**Instructions for the task:**
Return all lines that include the string "this".

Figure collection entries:
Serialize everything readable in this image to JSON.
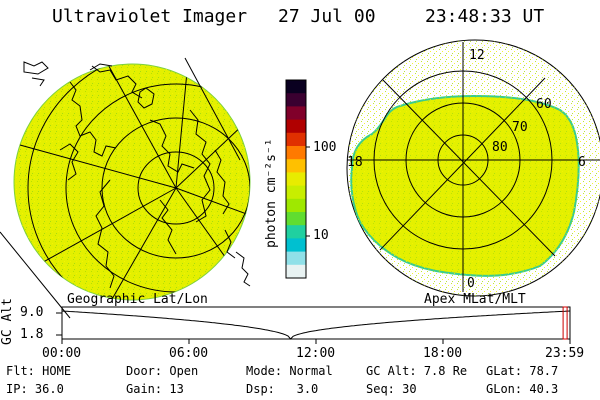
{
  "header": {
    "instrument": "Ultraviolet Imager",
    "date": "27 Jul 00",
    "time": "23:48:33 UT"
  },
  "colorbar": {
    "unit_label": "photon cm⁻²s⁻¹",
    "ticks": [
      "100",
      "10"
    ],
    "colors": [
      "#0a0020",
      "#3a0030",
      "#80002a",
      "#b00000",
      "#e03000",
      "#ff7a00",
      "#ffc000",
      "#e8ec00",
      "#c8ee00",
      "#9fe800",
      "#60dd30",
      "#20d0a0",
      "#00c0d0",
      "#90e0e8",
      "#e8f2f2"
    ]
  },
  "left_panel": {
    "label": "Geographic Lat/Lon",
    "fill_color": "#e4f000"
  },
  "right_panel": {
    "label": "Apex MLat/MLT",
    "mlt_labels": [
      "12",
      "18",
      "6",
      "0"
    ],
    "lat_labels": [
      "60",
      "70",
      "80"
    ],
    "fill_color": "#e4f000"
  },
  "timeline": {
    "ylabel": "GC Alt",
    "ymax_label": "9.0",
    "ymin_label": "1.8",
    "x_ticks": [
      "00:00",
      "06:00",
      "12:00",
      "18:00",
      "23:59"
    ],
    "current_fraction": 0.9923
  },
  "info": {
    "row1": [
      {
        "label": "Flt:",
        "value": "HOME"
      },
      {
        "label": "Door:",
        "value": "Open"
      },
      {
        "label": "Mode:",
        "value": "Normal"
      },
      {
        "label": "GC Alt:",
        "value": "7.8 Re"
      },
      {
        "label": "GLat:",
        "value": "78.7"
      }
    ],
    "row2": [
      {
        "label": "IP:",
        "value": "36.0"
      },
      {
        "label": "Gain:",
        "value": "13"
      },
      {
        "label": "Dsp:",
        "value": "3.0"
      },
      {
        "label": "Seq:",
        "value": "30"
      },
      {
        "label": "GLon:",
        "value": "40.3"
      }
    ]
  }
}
==
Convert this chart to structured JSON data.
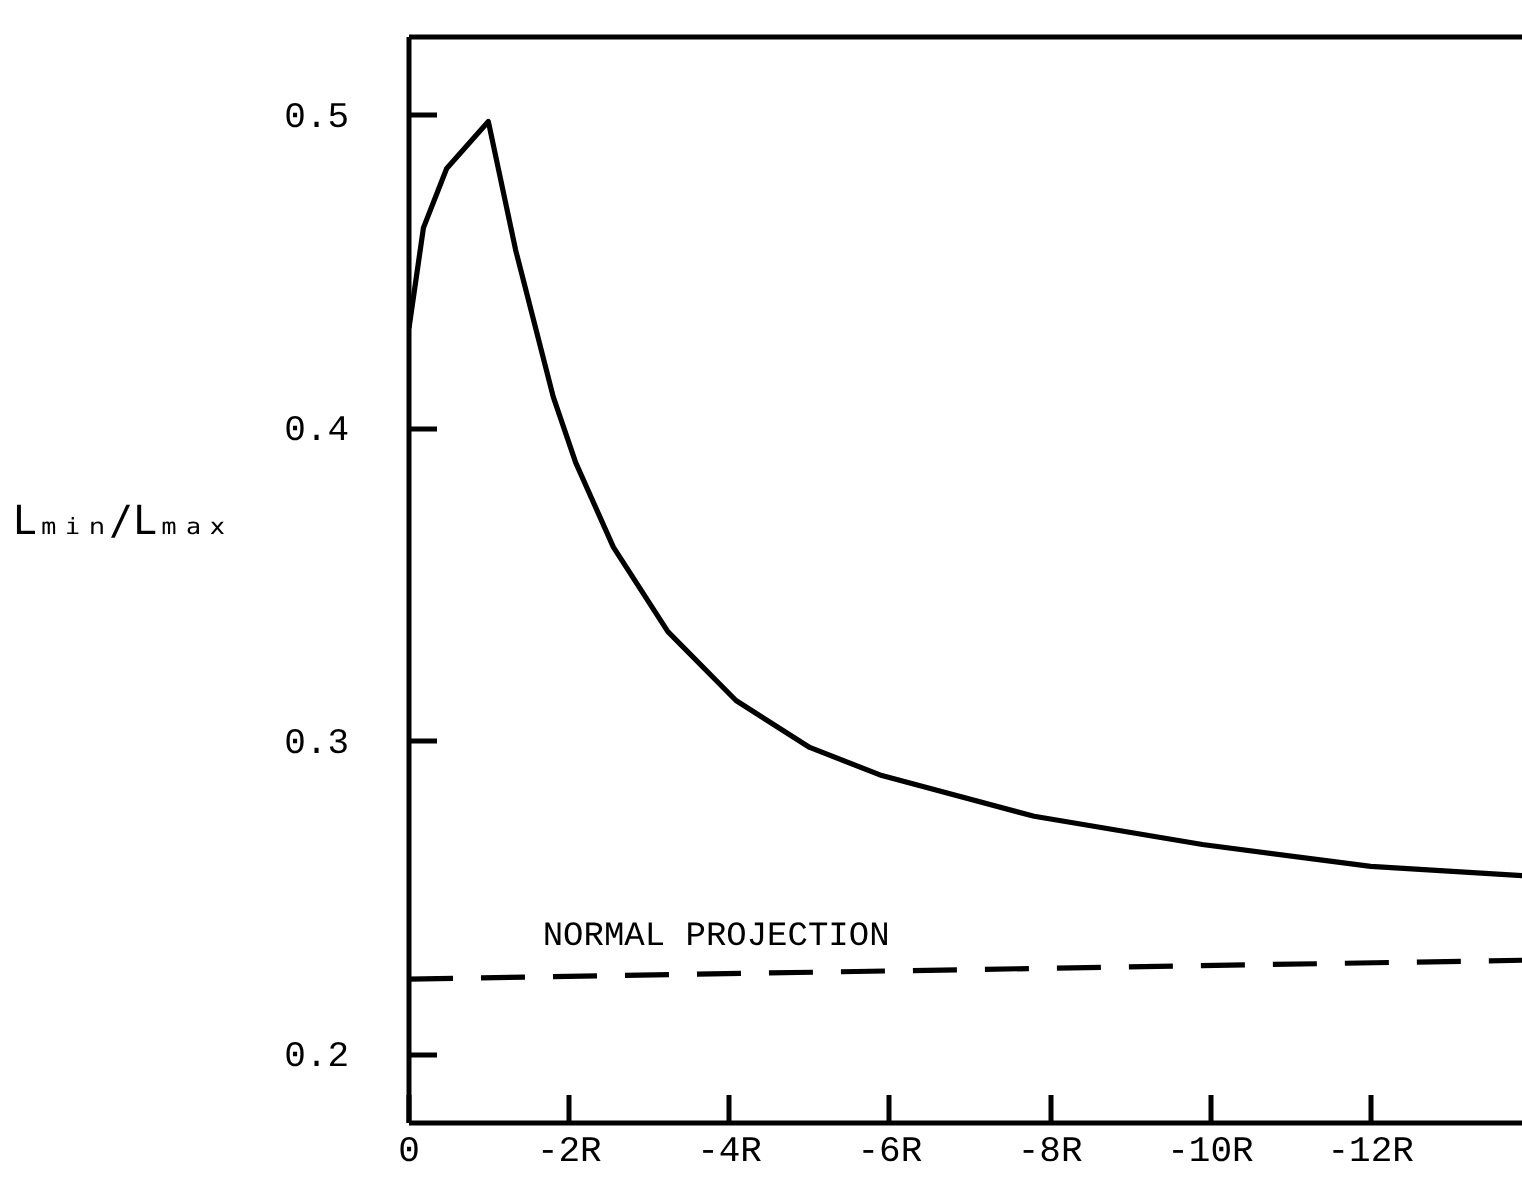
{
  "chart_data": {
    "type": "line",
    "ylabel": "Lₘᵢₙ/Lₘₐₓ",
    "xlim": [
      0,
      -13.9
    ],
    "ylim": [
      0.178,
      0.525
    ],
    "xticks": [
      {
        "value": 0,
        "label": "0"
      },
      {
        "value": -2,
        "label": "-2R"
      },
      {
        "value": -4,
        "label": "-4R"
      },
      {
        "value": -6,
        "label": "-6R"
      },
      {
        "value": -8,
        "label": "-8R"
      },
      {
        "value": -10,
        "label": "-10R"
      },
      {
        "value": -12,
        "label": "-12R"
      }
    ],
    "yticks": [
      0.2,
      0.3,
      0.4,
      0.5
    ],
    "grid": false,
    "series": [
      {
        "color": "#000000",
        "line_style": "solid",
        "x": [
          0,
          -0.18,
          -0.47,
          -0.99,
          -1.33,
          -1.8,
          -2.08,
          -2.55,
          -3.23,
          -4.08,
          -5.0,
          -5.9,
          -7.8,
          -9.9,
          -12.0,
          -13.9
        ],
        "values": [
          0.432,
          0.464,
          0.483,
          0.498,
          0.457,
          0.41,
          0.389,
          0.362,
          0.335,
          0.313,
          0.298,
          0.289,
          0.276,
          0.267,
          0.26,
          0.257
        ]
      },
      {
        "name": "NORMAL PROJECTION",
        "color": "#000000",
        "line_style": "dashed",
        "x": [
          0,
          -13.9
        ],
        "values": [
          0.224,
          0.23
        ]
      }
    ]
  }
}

**Complete output:**
Serialize everything readable in this image to JSON.
Convert this chart to structured JSON data.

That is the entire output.